11/05/2026
Publicado en Diario Uno el domingo 10 de mayo de 2026
Gnarly Fanzine
JC Montoya - Delirios Pain
NOSTALGIA (BELLUM SE IPSUM ALET)
Fetiche es la palabra —tal vez— más importante de la escatología económica moderna porque desfenomenologiza todo el esoterismo del sistema actual. Está —eso sí— un poco distorsionada de la manera cómo la usaban habitualmente los habitantes de aquella antigua Europa civilizada del siglo XIX. Esta gente la empleaba para referirse a cualquier tótem, representación artística o religiosa (por ejemplo, cualquier estatua que representara a un dios o leyenda).

Datos de comprensión de documentos:
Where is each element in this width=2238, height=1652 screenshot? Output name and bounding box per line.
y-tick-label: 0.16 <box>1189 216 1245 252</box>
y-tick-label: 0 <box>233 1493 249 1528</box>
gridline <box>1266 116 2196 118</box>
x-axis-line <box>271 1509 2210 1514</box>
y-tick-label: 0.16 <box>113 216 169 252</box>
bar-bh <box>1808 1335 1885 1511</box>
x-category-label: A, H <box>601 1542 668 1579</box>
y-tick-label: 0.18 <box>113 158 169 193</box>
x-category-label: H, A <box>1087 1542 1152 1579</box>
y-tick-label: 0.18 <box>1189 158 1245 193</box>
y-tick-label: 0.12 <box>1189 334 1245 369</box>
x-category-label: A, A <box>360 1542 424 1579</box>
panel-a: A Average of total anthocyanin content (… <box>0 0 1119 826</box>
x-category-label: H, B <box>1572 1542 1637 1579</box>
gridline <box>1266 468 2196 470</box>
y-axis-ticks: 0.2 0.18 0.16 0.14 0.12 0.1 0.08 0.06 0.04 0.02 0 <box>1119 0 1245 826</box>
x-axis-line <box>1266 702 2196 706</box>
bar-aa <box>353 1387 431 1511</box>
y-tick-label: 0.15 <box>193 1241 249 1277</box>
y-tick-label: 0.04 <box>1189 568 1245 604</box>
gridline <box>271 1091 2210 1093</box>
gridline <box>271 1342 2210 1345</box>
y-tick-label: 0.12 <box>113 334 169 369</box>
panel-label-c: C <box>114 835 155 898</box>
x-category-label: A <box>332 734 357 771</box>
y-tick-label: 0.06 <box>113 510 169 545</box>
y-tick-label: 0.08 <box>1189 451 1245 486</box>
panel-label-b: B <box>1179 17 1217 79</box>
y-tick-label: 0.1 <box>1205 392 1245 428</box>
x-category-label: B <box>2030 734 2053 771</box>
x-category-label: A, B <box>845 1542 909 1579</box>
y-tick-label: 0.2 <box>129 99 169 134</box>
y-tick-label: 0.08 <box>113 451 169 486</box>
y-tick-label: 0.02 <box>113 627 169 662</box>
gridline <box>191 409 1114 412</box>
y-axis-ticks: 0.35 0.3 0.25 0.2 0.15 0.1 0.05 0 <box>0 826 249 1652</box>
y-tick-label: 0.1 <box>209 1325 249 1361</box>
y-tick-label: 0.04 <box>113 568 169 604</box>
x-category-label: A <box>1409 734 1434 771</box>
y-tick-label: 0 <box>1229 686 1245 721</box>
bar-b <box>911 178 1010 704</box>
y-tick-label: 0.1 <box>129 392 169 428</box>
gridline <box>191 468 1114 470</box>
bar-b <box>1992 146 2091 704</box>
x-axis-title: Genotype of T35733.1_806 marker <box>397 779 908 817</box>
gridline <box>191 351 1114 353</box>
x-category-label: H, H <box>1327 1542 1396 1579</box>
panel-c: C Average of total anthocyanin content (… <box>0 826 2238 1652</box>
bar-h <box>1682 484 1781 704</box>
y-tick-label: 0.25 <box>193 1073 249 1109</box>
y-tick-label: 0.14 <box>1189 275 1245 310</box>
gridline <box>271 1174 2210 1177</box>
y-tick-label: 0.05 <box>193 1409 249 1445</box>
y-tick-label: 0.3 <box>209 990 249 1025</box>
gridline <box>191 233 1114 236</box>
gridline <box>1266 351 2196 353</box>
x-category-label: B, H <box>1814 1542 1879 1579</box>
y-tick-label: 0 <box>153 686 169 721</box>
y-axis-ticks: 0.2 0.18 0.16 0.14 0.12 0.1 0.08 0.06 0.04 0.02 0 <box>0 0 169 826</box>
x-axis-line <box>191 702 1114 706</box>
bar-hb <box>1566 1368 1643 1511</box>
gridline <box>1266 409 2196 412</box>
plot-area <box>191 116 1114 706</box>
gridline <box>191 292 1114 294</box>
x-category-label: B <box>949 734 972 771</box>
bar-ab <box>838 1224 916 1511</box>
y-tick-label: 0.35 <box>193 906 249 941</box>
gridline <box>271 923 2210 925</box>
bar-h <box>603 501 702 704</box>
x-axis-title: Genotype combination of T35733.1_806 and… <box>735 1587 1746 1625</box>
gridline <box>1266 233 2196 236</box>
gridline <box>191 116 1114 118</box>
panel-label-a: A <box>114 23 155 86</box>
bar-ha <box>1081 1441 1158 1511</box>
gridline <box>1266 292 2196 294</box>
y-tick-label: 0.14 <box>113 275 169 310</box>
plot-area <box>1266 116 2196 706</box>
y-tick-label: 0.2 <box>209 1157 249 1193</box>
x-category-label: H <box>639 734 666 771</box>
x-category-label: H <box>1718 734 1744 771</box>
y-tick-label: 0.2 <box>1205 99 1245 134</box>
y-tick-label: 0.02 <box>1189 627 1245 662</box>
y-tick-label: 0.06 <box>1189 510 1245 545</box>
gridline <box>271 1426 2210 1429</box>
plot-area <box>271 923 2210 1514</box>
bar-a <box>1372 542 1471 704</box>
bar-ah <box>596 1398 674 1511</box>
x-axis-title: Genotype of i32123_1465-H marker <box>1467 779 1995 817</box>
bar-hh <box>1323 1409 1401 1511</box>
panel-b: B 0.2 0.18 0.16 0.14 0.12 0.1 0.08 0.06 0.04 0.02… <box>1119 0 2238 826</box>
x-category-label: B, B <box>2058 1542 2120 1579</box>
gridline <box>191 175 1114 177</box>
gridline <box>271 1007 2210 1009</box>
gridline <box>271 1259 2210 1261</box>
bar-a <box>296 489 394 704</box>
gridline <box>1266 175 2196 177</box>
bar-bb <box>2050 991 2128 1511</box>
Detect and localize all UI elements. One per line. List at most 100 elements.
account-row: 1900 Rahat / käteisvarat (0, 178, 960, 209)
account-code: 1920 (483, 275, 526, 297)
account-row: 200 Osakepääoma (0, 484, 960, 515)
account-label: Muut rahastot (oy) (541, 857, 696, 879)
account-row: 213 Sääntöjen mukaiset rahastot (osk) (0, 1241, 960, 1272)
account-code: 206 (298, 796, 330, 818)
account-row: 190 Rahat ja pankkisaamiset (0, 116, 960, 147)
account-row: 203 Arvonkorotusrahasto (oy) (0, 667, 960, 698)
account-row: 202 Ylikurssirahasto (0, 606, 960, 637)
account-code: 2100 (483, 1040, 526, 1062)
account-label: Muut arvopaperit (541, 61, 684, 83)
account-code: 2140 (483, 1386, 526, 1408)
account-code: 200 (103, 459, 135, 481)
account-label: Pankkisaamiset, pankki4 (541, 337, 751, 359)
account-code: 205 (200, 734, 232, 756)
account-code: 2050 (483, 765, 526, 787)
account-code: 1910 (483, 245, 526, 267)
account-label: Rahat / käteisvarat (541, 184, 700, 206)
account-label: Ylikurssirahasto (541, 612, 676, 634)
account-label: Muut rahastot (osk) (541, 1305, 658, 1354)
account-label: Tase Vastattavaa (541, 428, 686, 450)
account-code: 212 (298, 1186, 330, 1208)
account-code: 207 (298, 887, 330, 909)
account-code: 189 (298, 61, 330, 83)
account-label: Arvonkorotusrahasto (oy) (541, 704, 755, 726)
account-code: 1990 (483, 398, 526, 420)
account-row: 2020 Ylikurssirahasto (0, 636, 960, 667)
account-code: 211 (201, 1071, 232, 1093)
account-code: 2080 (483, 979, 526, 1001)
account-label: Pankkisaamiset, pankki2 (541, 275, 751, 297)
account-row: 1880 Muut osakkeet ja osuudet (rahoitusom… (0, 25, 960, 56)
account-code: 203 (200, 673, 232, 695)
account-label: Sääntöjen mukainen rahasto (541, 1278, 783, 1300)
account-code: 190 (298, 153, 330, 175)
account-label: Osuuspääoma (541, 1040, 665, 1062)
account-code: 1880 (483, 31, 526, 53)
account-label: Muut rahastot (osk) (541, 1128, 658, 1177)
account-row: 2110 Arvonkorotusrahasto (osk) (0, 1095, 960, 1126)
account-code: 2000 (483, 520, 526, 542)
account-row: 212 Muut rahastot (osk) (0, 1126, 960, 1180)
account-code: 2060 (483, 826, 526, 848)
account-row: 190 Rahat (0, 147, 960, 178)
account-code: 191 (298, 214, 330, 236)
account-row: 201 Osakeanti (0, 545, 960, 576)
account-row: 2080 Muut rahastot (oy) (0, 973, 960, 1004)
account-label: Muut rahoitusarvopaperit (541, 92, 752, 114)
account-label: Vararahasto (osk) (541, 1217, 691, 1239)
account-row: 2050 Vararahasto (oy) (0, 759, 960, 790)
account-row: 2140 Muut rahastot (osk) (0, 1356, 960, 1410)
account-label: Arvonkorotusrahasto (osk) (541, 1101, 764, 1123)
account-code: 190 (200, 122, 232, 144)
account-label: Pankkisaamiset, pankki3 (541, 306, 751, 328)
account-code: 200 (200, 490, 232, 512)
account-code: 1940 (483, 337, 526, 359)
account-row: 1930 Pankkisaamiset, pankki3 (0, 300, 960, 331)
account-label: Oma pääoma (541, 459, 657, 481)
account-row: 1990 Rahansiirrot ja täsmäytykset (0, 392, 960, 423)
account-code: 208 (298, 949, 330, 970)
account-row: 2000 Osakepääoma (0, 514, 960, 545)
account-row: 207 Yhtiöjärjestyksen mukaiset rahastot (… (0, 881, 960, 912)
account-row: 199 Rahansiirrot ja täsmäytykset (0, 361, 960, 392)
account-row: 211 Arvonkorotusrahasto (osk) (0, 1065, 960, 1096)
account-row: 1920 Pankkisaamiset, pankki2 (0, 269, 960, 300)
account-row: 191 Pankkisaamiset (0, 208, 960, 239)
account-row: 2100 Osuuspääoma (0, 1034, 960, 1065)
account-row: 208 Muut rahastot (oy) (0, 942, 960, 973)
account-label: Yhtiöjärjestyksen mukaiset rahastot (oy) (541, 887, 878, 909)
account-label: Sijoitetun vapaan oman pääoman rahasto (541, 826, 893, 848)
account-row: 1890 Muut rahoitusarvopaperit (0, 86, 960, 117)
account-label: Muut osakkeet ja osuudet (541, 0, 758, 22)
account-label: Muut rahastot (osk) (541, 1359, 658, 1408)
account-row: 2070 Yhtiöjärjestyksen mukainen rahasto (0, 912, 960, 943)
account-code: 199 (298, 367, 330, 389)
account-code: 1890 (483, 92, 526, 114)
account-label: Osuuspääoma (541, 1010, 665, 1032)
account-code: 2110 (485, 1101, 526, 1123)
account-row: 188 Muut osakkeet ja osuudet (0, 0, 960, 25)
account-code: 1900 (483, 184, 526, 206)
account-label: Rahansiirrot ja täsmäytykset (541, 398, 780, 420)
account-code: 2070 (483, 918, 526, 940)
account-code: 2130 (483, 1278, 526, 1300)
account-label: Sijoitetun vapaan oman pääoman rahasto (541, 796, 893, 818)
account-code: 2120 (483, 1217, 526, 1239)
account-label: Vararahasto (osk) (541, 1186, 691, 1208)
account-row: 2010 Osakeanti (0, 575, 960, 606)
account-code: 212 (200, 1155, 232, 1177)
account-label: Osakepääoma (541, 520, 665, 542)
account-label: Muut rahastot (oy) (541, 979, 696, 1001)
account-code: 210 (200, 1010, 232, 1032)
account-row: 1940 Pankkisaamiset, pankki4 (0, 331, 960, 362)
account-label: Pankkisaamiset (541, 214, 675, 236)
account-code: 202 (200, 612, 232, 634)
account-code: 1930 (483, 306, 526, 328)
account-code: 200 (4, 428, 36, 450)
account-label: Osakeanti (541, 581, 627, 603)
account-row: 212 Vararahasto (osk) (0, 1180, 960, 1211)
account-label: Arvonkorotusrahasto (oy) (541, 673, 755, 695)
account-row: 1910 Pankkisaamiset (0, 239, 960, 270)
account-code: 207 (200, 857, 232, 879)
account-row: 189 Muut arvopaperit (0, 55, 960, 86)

PROBLEMAS A RESOLVER:
1: Según el fragmento, ¿por qué "fetiche" sería la palabra más importante de la escatología económica moderna? Responda en una a tres oraciones.
2: ¿En qué medio y en qué fecha se publicó el fragmento?
3: Traduzca al inglés esta oración del fragmento: "Esta gente la empleaba para referirse a cualquier tótem, representación artística o religiosa (por ejemplo, cualquier estatua que representara a un dios o leyenda)".

RESULTADOS EN ORDEN:
1: Porque desfenomenologiza todo el esoterismo del sistema actual.

2: En Diario Uno, el domingo 10 de mayo de 2026.

3: These people used it to refer to any totem, artistic or religious representation (for example, any statue that represented a god or legend).